§ Written task: Where does the string "expression" appear? Copy every line of the entries below that holds it.

═══ Records for this exercise

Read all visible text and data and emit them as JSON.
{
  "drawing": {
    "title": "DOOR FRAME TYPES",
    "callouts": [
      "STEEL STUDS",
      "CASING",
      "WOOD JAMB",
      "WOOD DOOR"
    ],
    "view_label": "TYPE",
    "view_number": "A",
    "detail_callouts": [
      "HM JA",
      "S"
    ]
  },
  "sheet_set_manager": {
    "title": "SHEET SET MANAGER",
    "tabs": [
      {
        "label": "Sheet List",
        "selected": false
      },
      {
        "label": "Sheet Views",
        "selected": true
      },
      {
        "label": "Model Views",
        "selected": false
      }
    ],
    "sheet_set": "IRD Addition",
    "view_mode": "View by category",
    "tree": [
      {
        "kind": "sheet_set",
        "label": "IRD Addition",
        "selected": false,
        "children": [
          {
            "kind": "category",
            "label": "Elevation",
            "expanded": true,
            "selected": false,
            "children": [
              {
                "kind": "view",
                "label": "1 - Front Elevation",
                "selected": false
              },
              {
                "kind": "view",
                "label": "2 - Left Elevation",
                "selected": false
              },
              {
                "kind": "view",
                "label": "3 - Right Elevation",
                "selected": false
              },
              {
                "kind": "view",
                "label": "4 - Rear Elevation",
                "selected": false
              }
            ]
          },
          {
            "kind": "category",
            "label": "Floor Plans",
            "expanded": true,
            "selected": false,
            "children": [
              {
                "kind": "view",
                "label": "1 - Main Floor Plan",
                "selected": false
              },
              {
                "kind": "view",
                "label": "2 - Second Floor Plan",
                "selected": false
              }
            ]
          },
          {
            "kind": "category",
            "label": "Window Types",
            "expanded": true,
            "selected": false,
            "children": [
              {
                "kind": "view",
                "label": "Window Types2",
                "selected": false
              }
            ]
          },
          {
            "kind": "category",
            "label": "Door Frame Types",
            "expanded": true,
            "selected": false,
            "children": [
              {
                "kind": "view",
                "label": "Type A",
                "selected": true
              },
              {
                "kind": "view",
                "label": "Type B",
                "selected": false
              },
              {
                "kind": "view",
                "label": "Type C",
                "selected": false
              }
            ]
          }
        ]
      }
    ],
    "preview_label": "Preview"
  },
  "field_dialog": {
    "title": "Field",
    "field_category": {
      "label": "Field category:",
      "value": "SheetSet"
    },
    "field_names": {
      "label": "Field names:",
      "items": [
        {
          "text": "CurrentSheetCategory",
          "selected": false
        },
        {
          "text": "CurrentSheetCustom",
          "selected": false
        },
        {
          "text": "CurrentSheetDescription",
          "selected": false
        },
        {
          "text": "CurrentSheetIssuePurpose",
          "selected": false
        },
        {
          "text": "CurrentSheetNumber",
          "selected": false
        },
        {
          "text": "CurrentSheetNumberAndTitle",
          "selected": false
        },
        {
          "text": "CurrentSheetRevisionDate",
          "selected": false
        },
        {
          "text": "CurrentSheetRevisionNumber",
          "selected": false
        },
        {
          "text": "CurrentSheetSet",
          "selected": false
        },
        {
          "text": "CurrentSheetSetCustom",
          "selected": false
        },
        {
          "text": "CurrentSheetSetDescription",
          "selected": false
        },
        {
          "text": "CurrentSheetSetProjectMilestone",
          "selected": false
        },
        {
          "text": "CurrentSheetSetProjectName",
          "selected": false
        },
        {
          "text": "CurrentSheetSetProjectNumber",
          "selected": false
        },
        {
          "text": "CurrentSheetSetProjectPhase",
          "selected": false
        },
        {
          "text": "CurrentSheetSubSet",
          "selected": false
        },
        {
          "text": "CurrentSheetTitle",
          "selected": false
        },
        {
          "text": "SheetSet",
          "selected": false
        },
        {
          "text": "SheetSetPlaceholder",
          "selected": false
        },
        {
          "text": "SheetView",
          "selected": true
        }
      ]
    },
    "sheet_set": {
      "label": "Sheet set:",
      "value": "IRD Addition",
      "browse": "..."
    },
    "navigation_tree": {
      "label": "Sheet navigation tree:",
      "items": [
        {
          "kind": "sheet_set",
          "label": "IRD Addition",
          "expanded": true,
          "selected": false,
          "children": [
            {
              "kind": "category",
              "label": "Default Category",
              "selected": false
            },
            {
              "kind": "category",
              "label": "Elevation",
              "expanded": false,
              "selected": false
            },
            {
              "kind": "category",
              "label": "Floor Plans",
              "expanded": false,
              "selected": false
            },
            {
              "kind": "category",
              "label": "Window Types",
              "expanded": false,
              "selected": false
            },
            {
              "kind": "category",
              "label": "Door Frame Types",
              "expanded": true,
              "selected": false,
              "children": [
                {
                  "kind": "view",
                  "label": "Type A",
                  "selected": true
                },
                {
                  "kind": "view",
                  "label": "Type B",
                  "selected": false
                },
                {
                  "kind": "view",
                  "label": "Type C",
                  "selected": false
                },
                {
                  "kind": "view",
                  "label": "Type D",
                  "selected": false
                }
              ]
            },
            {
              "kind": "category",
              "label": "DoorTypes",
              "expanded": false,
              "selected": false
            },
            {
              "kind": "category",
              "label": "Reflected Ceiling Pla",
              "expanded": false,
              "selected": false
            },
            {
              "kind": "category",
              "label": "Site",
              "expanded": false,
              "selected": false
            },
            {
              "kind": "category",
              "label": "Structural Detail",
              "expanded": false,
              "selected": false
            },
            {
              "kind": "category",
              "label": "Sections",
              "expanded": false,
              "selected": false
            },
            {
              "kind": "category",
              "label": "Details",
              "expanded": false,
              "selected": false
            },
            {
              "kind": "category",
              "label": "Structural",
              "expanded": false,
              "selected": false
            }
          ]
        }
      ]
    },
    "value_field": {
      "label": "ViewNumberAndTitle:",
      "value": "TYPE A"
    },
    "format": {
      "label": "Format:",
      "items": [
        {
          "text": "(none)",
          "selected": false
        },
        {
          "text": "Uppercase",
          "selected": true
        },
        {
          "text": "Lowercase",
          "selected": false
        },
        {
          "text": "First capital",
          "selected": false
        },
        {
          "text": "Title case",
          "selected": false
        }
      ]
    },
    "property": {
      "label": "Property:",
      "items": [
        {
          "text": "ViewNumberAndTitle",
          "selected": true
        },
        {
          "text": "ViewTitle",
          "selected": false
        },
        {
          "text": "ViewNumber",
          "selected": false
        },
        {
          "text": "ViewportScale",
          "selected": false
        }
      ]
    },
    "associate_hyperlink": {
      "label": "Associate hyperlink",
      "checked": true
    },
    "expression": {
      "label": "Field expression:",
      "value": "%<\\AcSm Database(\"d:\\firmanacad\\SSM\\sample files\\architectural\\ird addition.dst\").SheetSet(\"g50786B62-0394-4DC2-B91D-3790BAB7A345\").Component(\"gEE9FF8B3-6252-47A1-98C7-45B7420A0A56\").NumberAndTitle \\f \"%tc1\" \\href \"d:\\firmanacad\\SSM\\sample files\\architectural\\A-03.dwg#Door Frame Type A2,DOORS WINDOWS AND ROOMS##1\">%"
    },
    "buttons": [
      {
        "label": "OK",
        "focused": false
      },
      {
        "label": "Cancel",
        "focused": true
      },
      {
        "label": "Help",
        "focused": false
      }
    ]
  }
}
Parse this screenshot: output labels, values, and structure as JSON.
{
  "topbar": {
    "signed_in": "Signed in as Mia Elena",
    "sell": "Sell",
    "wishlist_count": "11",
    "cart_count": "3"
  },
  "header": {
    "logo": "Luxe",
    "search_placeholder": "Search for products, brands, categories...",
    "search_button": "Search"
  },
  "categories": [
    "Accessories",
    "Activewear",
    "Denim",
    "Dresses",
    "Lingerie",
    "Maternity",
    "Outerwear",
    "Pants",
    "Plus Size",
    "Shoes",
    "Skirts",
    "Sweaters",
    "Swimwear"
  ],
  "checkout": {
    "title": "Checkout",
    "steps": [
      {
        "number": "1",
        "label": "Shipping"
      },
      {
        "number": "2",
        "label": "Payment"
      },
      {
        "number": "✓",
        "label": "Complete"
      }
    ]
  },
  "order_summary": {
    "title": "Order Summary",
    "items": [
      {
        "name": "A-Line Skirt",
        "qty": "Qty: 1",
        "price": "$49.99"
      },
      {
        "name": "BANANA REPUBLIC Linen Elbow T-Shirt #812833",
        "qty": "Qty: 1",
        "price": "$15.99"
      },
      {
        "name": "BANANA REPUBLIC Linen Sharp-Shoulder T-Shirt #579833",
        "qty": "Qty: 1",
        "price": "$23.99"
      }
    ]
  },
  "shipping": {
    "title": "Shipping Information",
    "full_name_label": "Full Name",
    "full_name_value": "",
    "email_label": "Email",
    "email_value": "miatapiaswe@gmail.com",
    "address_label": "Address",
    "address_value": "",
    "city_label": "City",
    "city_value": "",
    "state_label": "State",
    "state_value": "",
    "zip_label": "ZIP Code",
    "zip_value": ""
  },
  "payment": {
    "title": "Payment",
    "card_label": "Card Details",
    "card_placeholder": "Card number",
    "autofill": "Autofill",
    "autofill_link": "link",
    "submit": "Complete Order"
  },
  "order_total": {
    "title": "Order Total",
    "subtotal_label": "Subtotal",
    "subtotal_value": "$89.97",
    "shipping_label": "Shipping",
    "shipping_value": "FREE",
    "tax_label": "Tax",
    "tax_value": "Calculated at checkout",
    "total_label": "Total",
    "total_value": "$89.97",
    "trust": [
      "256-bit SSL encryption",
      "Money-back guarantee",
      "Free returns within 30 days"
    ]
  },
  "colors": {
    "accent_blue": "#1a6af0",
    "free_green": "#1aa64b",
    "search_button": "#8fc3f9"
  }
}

══════

§ Final result:
    "expression": {
      "label": "Field expression:",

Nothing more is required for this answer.